Your task is to restate the data word for word.
____________________
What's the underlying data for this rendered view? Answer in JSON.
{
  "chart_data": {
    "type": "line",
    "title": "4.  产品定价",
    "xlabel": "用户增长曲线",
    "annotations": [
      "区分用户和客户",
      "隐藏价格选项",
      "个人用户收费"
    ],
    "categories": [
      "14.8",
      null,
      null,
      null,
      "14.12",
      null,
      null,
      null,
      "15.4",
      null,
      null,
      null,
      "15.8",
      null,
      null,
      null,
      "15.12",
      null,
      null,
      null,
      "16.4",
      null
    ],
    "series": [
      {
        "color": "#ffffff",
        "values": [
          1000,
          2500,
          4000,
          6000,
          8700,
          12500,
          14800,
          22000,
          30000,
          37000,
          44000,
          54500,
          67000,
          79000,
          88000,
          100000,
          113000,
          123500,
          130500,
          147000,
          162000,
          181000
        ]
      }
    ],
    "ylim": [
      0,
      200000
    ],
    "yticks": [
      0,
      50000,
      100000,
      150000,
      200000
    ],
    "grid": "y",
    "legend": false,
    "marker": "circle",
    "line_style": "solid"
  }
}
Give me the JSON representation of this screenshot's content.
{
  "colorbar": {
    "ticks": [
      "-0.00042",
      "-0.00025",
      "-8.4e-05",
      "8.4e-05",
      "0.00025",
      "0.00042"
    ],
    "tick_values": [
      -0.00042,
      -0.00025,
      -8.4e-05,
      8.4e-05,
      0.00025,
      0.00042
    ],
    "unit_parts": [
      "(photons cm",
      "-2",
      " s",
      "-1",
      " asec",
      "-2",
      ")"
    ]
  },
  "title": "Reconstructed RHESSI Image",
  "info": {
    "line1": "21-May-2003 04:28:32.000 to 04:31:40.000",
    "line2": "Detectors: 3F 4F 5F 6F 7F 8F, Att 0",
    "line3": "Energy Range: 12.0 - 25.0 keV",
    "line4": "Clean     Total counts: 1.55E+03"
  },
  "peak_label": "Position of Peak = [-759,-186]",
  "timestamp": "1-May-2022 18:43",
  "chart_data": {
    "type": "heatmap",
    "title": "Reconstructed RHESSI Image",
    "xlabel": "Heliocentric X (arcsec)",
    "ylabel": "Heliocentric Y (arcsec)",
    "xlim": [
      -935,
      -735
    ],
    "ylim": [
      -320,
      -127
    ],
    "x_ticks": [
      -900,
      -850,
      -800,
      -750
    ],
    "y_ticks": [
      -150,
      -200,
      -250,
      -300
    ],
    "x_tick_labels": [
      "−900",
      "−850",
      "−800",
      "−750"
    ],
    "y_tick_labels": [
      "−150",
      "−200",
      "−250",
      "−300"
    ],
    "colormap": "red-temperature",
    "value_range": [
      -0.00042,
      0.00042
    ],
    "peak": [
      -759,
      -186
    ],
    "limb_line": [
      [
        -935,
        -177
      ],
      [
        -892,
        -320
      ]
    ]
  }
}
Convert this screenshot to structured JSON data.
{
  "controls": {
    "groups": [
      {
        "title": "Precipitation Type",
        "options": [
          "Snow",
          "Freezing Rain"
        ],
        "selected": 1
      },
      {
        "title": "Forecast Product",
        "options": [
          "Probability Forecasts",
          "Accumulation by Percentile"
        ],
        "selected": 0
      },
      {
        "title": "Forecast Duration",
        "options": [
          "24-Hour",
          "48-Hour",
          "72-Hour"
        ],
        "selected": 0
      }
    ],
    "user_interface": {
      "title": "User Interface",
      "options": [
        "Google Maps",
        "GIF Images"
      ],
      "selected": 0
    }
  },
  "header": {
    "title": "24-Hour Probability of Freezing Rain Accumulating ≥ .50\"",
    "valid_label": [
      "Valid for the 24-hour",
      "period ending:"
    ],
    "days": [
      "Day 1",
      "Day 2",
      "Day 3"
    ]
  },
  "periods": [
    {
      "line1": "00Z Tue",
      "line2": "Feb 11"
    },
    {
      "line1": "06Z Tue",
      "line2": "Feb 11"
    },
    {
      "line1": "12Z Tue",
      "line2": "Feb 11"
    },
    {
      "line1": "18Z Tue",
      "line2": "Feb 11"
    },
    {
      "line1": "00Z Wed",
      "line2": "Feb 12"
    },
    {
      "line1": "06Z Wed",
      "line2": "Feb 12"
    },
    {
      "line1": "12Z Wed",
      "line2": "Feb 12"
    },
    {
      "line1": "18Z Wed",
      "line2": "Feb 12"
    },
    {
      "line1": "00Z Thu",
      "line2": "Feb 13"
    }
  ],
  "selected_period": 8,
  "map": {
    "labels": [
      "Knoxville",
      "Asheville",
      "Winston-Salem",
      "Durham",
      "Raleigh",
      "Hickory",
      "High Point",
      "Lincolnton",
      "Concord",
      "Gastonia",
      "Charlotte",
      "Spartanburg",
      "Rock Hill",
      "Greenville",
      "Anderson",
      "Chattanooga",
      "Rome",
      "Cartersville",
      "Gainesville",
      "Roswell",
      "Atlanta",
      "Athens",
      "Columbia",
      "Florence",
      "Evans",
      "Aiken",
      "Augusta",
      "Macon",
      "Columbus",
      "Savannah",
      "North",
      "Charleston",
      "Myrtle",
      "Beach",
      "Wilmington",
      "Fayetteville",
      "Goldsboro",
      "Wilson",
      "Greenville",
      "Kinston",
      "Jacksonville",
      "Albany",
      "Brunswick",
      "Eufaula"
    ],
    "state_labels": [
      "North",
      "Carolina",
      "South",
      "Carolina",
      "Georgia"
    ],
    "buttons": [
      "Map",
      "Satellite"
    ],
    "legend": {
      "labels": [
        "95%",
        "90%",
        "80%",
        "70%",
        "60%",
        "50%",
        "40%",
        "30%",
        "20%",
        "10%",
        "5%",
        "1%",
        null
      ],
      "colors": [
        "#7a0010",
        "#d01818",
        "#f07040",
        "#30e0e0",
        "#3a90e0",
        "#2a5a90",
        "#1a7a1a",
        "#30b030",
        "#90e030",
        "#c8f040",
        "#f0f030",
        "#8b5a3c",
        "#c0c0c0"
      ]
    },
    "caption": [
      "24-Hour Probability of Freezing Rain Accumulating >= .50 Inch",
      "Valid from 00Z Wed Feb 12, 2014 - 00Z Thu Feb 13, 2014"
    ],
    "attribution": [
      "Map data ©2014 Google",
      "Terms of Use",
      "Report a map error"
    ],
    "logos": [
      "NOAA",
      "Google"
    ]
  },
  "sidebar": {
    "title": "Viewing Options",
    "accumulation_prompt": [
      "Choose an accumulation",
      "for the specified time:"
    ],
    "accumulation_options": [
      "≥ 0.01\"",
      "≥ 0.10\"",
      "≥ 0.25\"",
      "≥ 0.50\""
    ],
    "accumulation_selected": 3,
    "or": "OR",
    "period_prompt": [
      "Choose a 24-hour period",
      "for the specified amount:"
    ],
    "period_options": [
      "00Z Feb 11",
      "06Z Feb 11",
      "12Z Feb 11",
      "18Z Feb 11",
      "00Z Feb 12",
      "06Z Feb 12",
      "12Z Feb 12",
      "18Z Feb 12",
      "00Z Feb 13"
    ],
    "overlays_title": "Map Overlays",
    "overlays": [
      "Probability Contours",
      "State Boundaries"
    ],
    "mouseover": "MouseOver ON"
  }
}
____________________
§ Correct result:
What's the underlying data for this rendered view? Answer in JSON.
{
  "chart_data": {
    "type": "line",
    "title": "4.  产品定价",
    "xlabel": "用户增长曲线",
    "annotations": [
      "区分用户和客户",
      "隐藏价格选项",
      "个人用户收费"
    ],
    "categories": [
      "14.8",
      null,
      null,
      null,
      "14.12",
      null,
      null,
      null,
      "15.4",
      null,
      null,
      null,
      "15.8",
      null,
      null,
      null,
      "15.12",
      null,
      null,
      null,
      "16.4",
      null
    ],
    "series": [
      {
        "color": "#ffffff",
        "values": [
          1000,
          2500,
          4000,
          6000,
          8700,
          12500,
          14800,
          22000,
          30000,
          37000,
          44000,
          54500,
          67000,
          79000,
          88000,
          100000,
          113000,
          123500,
          130500,
          147000,
          162000,
          181000
        ]
      }
    ],
    "ylim": [
      0,
      200000
    ],
    "yticks": [
      0,
      50000,
      100000,
      150000,
      200000
    ],
    "grid": "y",
    "legend": false,
    "marker": "circle",
    "line_style": "solid"
  }
}
Give me the JSON representation of this screenshot's content.
{
  "colorbar": {
    "ticks": [
      "-0.00042",
      "-0.00025",
      "-8.4e-05",
      "8.4e-05",
      "0.00025",
      "0.00042"
    ],
    "tick_values": [
      -0.00042,
      -0.00025,
      -8.4e-05,
      8.4e-05,
      0.00025,
      0.00042
    ],
    "unit_parts": [
      "(photons cm",
      "-2",
      " s",
      "-1",
      " asec",
      "-2",
      ")"
    ]
  },
  "title": "Reconstructed RHESSI Image",
  "info": {
    "line1": "21-May-2003 04:28:32.000 to 04:31:40.000",
    "line2": "Detectors: 3F 4F 5F 6F 7F 8F, Att 0",
    "line3": "Energy Range: 12.0 - 25.0 keV",
    "line4": "Clean     Total counts: 1.55E+03"
  },
  "peak_label": "Position of Peak = [-759,-186]",
  "timestamp": "1-May-2022 18:43",
  "chart_data": {
    "type": "heatmap",
    "title": "Reconstructed RHESSI Image",
    "xlabel": "Heliocentric X (arcsec)",
    "ylabel": "Heliocentric Y (arcsec)",
    "xlim": [
      -935,
      -735
    ],
    "ylim": [
      -320,
      -127
    ],
    "x_ticks": [
      -900,
      -850,
      -800,
      -750
    ],
    "y_ticks": [
      -150,
      -200,
      -250,
      -300
    ],
    "x_tick_labels": [
      "−900",
      "−850",
      "−800",
      "−750"
    ],
    "y_tick_labels": [
      "−150",
      "−200",
      "−250",
      "−300"
    ],
    "colormap": "red-temperature",
    "value_range": [
      -0.00042,
      0.00042
    ],
    "peak": [
      -759,
      -186
    ],
    "limb_line": [
      [
        -935,
        -177
      ],
      [
        -892,
        -320
      ]
    ]
  }
}
Convert this screenshot to structured JSON data.
{
  "controls": {
    "groups": [
      {
        "title": "Precipitation Type",
        "options": [
          "Snow",
          "Freezing Rain"
        ],
        "selected": 1
      },
      {
        "title": "Forecast Product",
        "options": [
          "Probability Forecasts",
          "Accumulation by Percentile"
        ],
        "selected": 0
      },
      {
        "title": "Forecast Duration",
        "options": [
          "24-Hour",
          "48-Hour",
          "72-Hour"
        ],
        "selected": 0
      }
    ],
    "user_interface": {
      "title": "User Interface",
      "options": [
        "Google Maps",
        "GIF Images"
      ],
      "selected": 0
    }
  },
  "header": {
    "title": "24-Hour Probability of Freezing Rain Accumulating ≥ .50\"",
    "valid_label": [
      "Valid for the 24-hour",
      "period ending:"
    ],
    "days": [
      "Day 1",
      "Day 2",
      "Day 3"
    ]
  },
  "periods": [
    {
      "line1": "00Z Tue",
      "line2": "Feb 11"
    },
    {
      "line1": "06Z Tue",
      "line2": "Feb 11"
    },
    {
      "line1": "12Z Tue",
      "line2": "Feb 11"
    },
    {
      "line1": "18Z Tue",
      "line2": "Feb 11"
    },
    {
      "line1": "00Z Wed",
      "line2": "Feb 12"
    },
    {
      "line1": "06Z Wed",
      "line2": "Feb 12"
    },
    {
      "line1": "12Z Wed",
      "line2": "Feb 12"
    },
    {
      "line1": "18Z Wed",
      "line2": "Feb 12"
    },
    {
      "line1": "00Z Thu",
      "line2": "Feb 13"
    }
  ],
  "selected_period": 8,
  "map": {
    "labels": [
      "Knoxville",
      "Asheville",
      "Winston-Salem",
      "Durham",
      "Raleigh",
      "Hickory",
      "High Point",
      "Lincolnton",
      "Concord",
      "Gastonia",
      "Charlotte",
      "Spartanburg",
      "Rock Hill",
      "Greenville",
      "Anderson",
      "Chattanooga",
      "Rome",
      "Cartersville",
      "Gainesville",
      "Roswell",
      "Atlanta",
      "Athens",
      "Columbia",
      "Florence",
      "Evans",
      "Aiken",
      "Augusta",
      "Macon",
      "Columbus",
      "Savannah",
      "North",
      "Charleston",
      "Myrtle",
      "Beach",
      "Wilmington",
      "Fayetteville",
      "Goldsboro",
      "Wilson",
      "Greenville",
      "Kinston",
      "Jacksonville",
      "Albany",
      "Brunswick",
      "Eufaula"
    ],
    "state_labels": [
      "North",
      "Carolina",
      "South",
      "Carolina",
      "Georgia"
    ],
    "buttons": [
      "Map",
      "Satellite"
    ],
    "legend": {
      "labels": [
        "95%",
        "90%",
        "80%",
        "70%",
        "60%",
        "50%",
        "40%",
        "30%",
        "20%",
        "10%",
        "5%",
        "1%",
        null
      ],
      "colors": [
        "#7a0010",
        "#d01818",
        "#f07040",
        "#30e0e0",
        "#3a90e0",
        "#2a5a90",
        "#1a7a1a",
        "#30b030",
        "#90e030",
        "#c8f040",
        "#f0f030",
        "#8b5a3c",
        "#c0c0c0"
      ]
    },
    "caption": [
      "24-Hour Probability of Freezing Rain Accumulating >= .50 Inch",
      "Valid from 00Z Wed Feb 12, 2014 - 00Z Thu Feb 13, 2014"
    ],
    "attribution": [
      "Map data ©2014 Google",
      "Terms of Use",
      "Report a map error"
    ],
    "logos": [
      "NOAA",
      "Google"
    ]
  },
  "sidebar": {
    "title": "Viewing Options",
    "accumulation_prompt": [
      "Choose an accumulation",
      "for the specified time:"
    ],
    "accumulation_options": [
      "≥ 0.01\"",
      "≥ 0.10\"",
      "≥ 0.25\"",
      "≥ 0.50\""
    ],
    "accumulation_selected": 3,
    "or": "OR",
    "period_prompt": [
      "Choose a 24-hour period",
      "for the specified amount:"
    ],
    "period_options": [
      "00Z Feb 11",
      "06Z Feb 11",
      "12Z Feb 11",
      "18Z Feb 11",
      "00Z Feb 12",
      "06Z Feb 12",
      "12Z Feb 12",
      "18Z Feb 12",
      "00Z Feb 13"
    ],
    "overlays_title": "Map Overlays",
    "overlays": [
      "Probability Contours",
      "State Boundaries"
    ],
    "mouseover": "MouseOver ON"
  }
}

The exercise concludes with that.